Recorded data:
━━━━━━━━━━━━━━━━━━━━
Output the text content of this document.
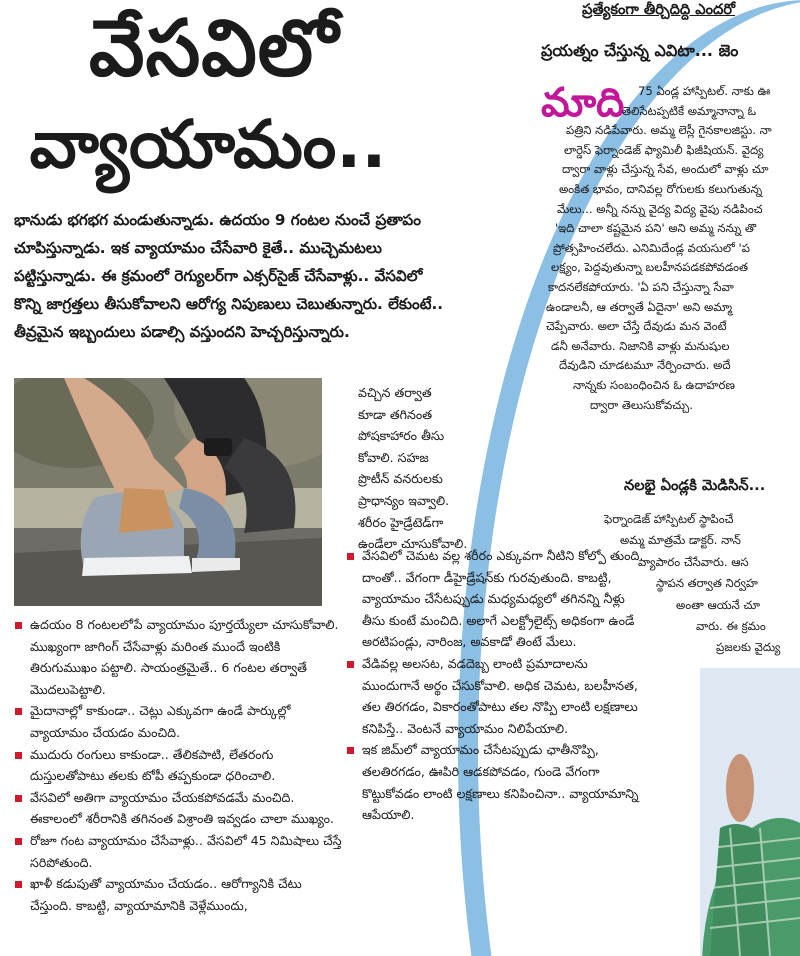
ప్రత్యేకంగా తీర్చిదిద్ది ఎందరో
ప్రయత్నం చేస్తున్న ఎవిటా... జెం
మాది	75 ఏండ్ల హాస్పిటల్. నాకు ఊ
తెలిసేటప్పటికే అమ్మానాన్నా ఓ
పత్రిని నడిపేవారు. అమ్మ లెస్లీ గైనకాలజిస్టు. నా
లార్డెస్ ఫెర్నాండెజ్ ఫ్యామిలీ ఫిజీషియన్. వైద్య
ద్వారా వాళ్లు చేస్తున్న సేవ, అందులో వాళ్లు చూ
అంకిత భావం, దానివల్ల రోగులకు కలుగుతున్న
మేలు... అన్నీ నన్ను వైద్య విద్య వైపు నడిపించ
'ఇది చాలా కష్టమైన పని' అని అమ్మ నన్ను తొ
ప్రోత్సహించలేదు. ఎనిమిదేండ్ల వయసులో 'ప
లక్ష్యం, పెద్దవుతున్నా బలహీనపడకపోవడంత
కాదనలేకపోయారు. 'ఏ పని చేస్తున్నా సేవా
ఉండాలనీ, ఆ తర్వాతే ఏదైనా' అని అమ్మా
చెప్పేవారు. అలా చేస్తే దేవుడు మన వెంటే
డనీ అనేవారు. నిజానికి వాళ్లు మనుషుల
దేవుడిని చూడటమూ నేర్పించారు. అదే
నాన్నకు సంబంధించిన ఓ ఉదాహరణ
ద్వారా తెలుసుకోవచ్చు.
నలభై ఏండ్లకి మెడిసిన్...
ఫెర్నాండెజ్ హాస్పిటల్ స్థాపించే
అమ్మ మాత్రమే డాక్టర్. నాన్
వ్యాపారం చేసేవారు. ఆస
స్థాపన తర్వాత నిర్వహ
అంతా ఆయనే చూ
వారు. ఈ క్రమం
ప్రజలకు వైద్యు
వేసవిలో
వ్యాయామం..
భానుడు భగభగ మండుతున్నాడు. ఉదయం 9 గంటల నుంచే ప్రతాపం చూపిస్తున్నాడు. ఇక వ్యాయామం చేసేవారి కైతే.. ముచ్చెమటలు పట్టిస్తున్నాడు. ఈ క్రమంలో రెగ్యులర్‌గా ఎక్సర్‌సైజ్ చేసేవాళ్లు.. వేసవిలో కొన్ని జాగ్రత్తలు తీసుకోవాలని ఆరోగ్య నిపుణులు చెబుతున్నారు. లేకుంటే.. తీవ్రమైన ఇబ్బందులు పడాల్సి వస్తుందని హెచ్చరిస్తున్నారు.
ఉదయం 8 గంటలలోపే వ్యాయామం పూర్తయ్యేలా చూసుకోవాలి. ముఖ్యంగా జాగింగ్ చేసేవాళ్లు మరింత ముందే ఇంటికి తిరుగుముఖం పట్టాలి. సాయంత్రమైతే.. 6 గంటల తర్వాతే మొదలుపెట్టాలి.
మైదానాల్లో కాకుండా.. చెట్లు ఎక్కువగా ఉండే పార్కుల్లో వ్యాయామం చేయడం మంచిది.
ముదురు రంగులు కాకుండా.. తేలికపాటి, లేతరంగు దుస్తులతోపాటు తలకు టోపీ తప్పకుండా ధరించాలి.
వేసవిలో అతిగా వ్యాయామం చేయకపోవడమే మంచిది. ఈకాలంలో శరీరానికి తగినంత విశ్రాంతి ఇవ్వడం చాలా ముఖ్యం.
రోజూ గంట వ్యాయామం చేసేవాళ్లు.. వేసవిలో 45 నిమిషాలు చేస్తే సరిపోతుంది.
ఖాళీ కడుపుతో వ్యాయామం చేయడం.. ఆరోగ్యానికి చేటు చేస్తుంది. కాబట్టి, వ్యాయామానికి వెళ్లేముందు,
వచ్చిన తర్వాత
కూడా తగినంత
పోషకాహారం తీసు
కోవాలి. సహజ
ప్రొటీన్ వనరులకు
ప్రాధాన్యం ఇవ్వాలి.
శరీరం హైడ్రేటెడ్‌గా
ఉండేలా చూసుకోవాలి.
వేసవిలో చెమట వల్ల శరీరం ఎక్కువగా నీటిని కోల్పో తుంది. దాంతో.. వేగంగా డీహైడ్రేషన్‌కు గురవుతుంది. కాబట్టి, వ్యాయామం చేసేటప్పుడు మధ్యమధ్యలో తగినన్ని నీళ్లు తీసు కుంటే మంచిది. అలాగే ఎలక్ట్రోలైట్స్ అధికంగా ఉండే అరటిపండ్లు, నారింజ, అవకాడో తింటే మేలు.
వేడివల్ల అలసట, వడదెబ్బ లాంటి ప్రమాదాలను ముందుగానే అర్థం చేసుకోవాలి. అధిక చెమట, బలహీనత, తల తిరగడం, వికారంతోపాటు తల నొప్పి లాంటి లక్షణాలు కనిపిస్తే.. వెంటనే వ్యాయామం నిలిపేయాలి.
ఇక జిమ్‌లో వ్యాయామం చేసేటప్పుడు ఛాతీనొప్పి, తలతిరగడం, ఊపిరి ఆడకపోవడం, గుండె వేగంగా కొట్టుకోవడం లాంటి లక్షణాలు కనిపించినా.. వ్యాయామాన్ని ఆపేయాలి.
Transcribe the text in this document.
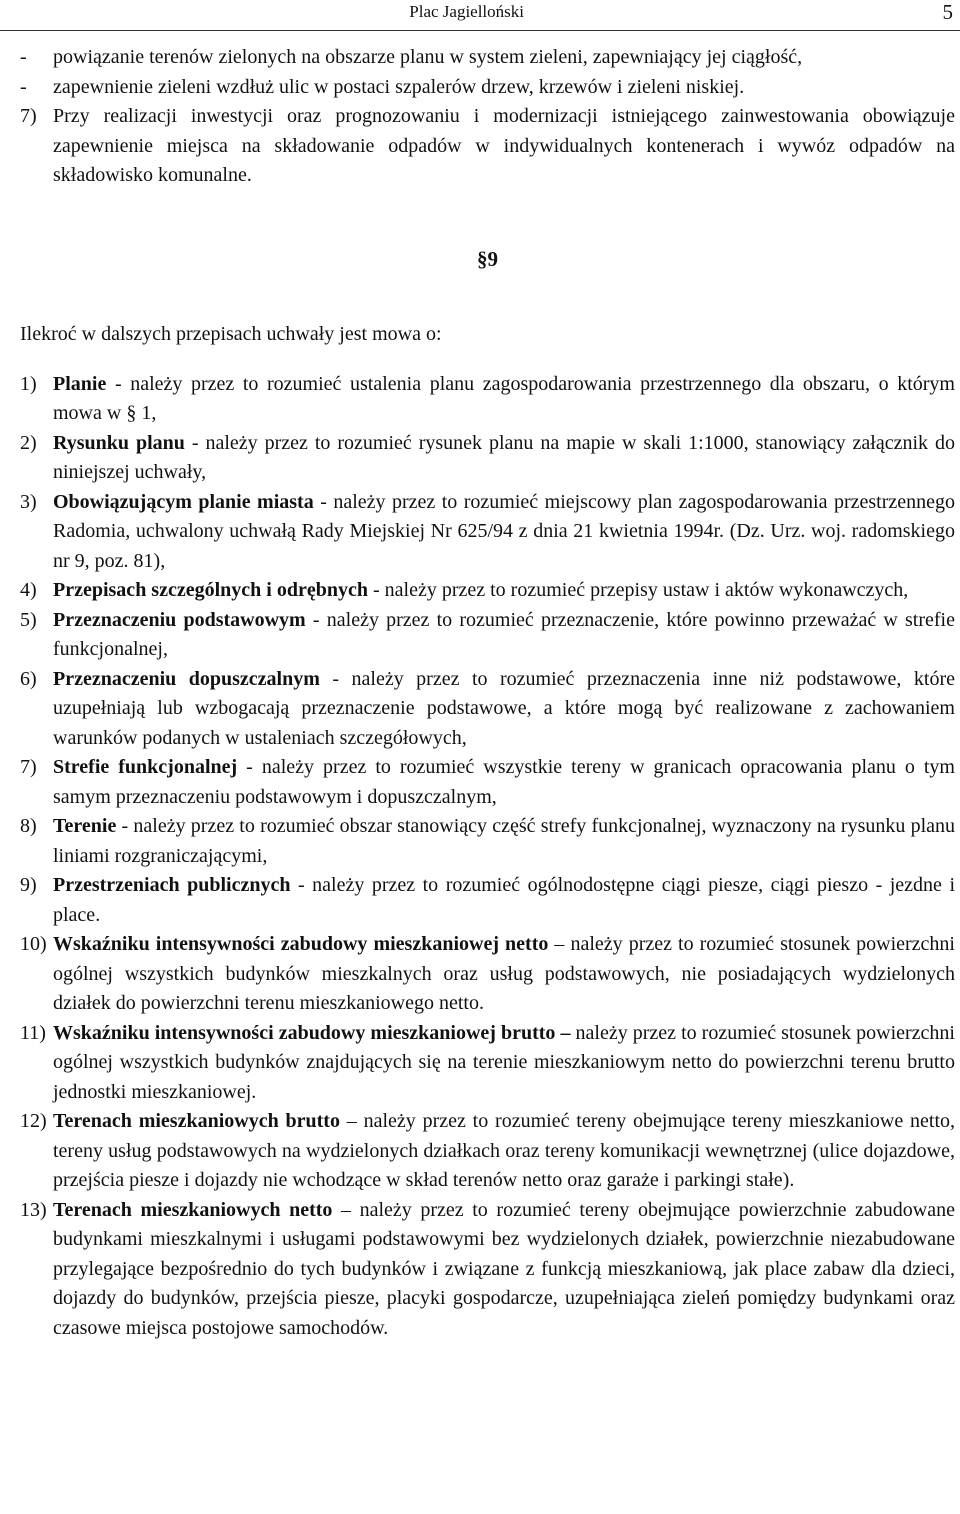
Plac Jagielloński	5
-	powiązanie terenów zielonych na obszarze planu w system zieleni, zapewniający jej ciągłość,
-	zapewnienie zieleni wzdłuż ulic w postaci szpalerów drzew, krzewów i zieleni niskiej.
7) Przy realizacji inwestycji oraz prognozowaniu i modernizacji istniejącego zainwestowania obowiązuje zapewnienie miejsca na składowanie odpadów w indywidualnych kontenerach i wywóz odpadów na składowisko komunalne.
§9
Ilekroć w dalszych przepisach uchwały jest mowa o:
1) Planie - należy przez to rozumieć ustalenia planu zagospodarowania przestrzennego dla obszaru, o którym mowa w § 1,
2) Rysunku planu - należy przez to rozumieć rysunek planu na mapie w skali 1:1000, stanowiący załącznik do niniejszej uchwały,
3) Obowiązującym planie miasta - należy przez to rozumieć miejscowy plan zagospodarowania przestrzennego Radomia, uchwalony uchwałą Rady Miejskiej Nr 625/94 z dnia 21 kwietnia 1994r. (Dz. Urz. woj. radomskiego nr 9, poz. 81),
4) Przepisach szczególnych i odrębnych - należy przez to rozumieć przepisy ustaw i aktów wykonawczych,
5) Przeznaczeniu podstawowym - należy przez to rozumieć przeznaczenie, które powinno przeważać w strefie funkcjonalnej,
6) Przeznaczeniu dopuszczalnym - należy przez to rozumieć przeznaczenia inne niż podstawowe, które uzupełniają lub wzbogacają przeznaczenie podstawowe, a które mogą być realizowane z zachowaniem warunków podanych w ustaleniach szczegółowych,
7) Strefie funkcjonalnej - należy przez to rozumieć wszystkie tereny w granicach opracowania planu o tym samym przeznaczeniu podstawowym i dopuszczalnym,
8) Terenie - należy przez to rozumieć obszar stanowiący część strefy funkcjonalnej, wyznaczony na rysunku planu liniami rozgraniczającymi,
9) Przestrzeniach publicznych - należy przez to rozumieć ogólnodostępne ciągi piesze, ciągi pieszo - jezdne i place.
10) Wskaźniku intensywności zabudowy mieszkaniowej netto – należy przez to rozumieć stosunek powierzchni ogólnej wszystkich budynków mieszkalnych oraz usług podstawowych, nie posiadających wydzielonych działek do powierzchni terenu mieszkaniowego netto.
11) Wskaźniku intensywności zabudowy mieszkaniowej brutto – należy przez to rozumieć stosunek powierzchni ogólnej wszystkich budynków znajdujących się na terenie mieszkaniowym netto do powierzchni terenu brutto jednostki mieszkaniowej.
12) Terenach mieszkaniowych brutto – należy przez to rozumieć tereny obejmujące tereny mieszkaniowe netto, tereny usług podstawowych na wydzielonych działkach oraz tereny komunikacji wewnętrznej (ulice dojazdowe, przejścia piesze i dojazdy nie wchodzące w skład terenów netto oraz garaże i parkingi stałe).
13) Terenach mieszkaniowych netto – należy przez to rozumieć tereny obejmujące powierzchnie zabudowane budynkami mieszkalnymi i usługami podstawowymi bez wydzielonych działek, powierzchnie niezabudowane przylegające bezpośrednio do tych budynków i związane z funkcją mieszkaniową, jak place zabaw dla dzieci, dojazdy do budynków, przejścia piesze, placyki gospodarcze, uzupełniająca zieleń pomiędzy budynkami oraz czasowe miejsca postojowe samochodów.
━━━━━━━━━━━━━━━━━━━━
_DESCRIPTION OF THE TASK:_
Collect the lines of the records that include the string "mieszkaniowych".

_THE OUTPUT:_
12) Terenach mieszkaniowych brutto – należy przez to rozumieć tereny obejmujące tereny mieszkaniowe netto, tereny usług podstawowych na wydzielonych działkach oraz tereny komunikacji wewnętrznej (ulice dojazdowe, przejścia piesze i dojazdy nie wchodzące w skład terenów netto oraz garaże i parkingi stałe).
13) Terenach mieszkaniowych netto – należy przez to rozumieć tereny obejmujące powierzchnie zabudowane budynkami mieszkalnymi i usługami podstawowymi bez wydzielonych działek, powierzchnie niezabudowane przylegające bezpośrednio do tych budynków i związane z funkcją mieszkaniową, jak place zabaw dla dzieci, dojazdy do budynków, przejścia piesze, placyki gospodarcze, uzupełniająca zieleń pomiędzy budynkami oraz czasowe miejsca postojowe samochodów.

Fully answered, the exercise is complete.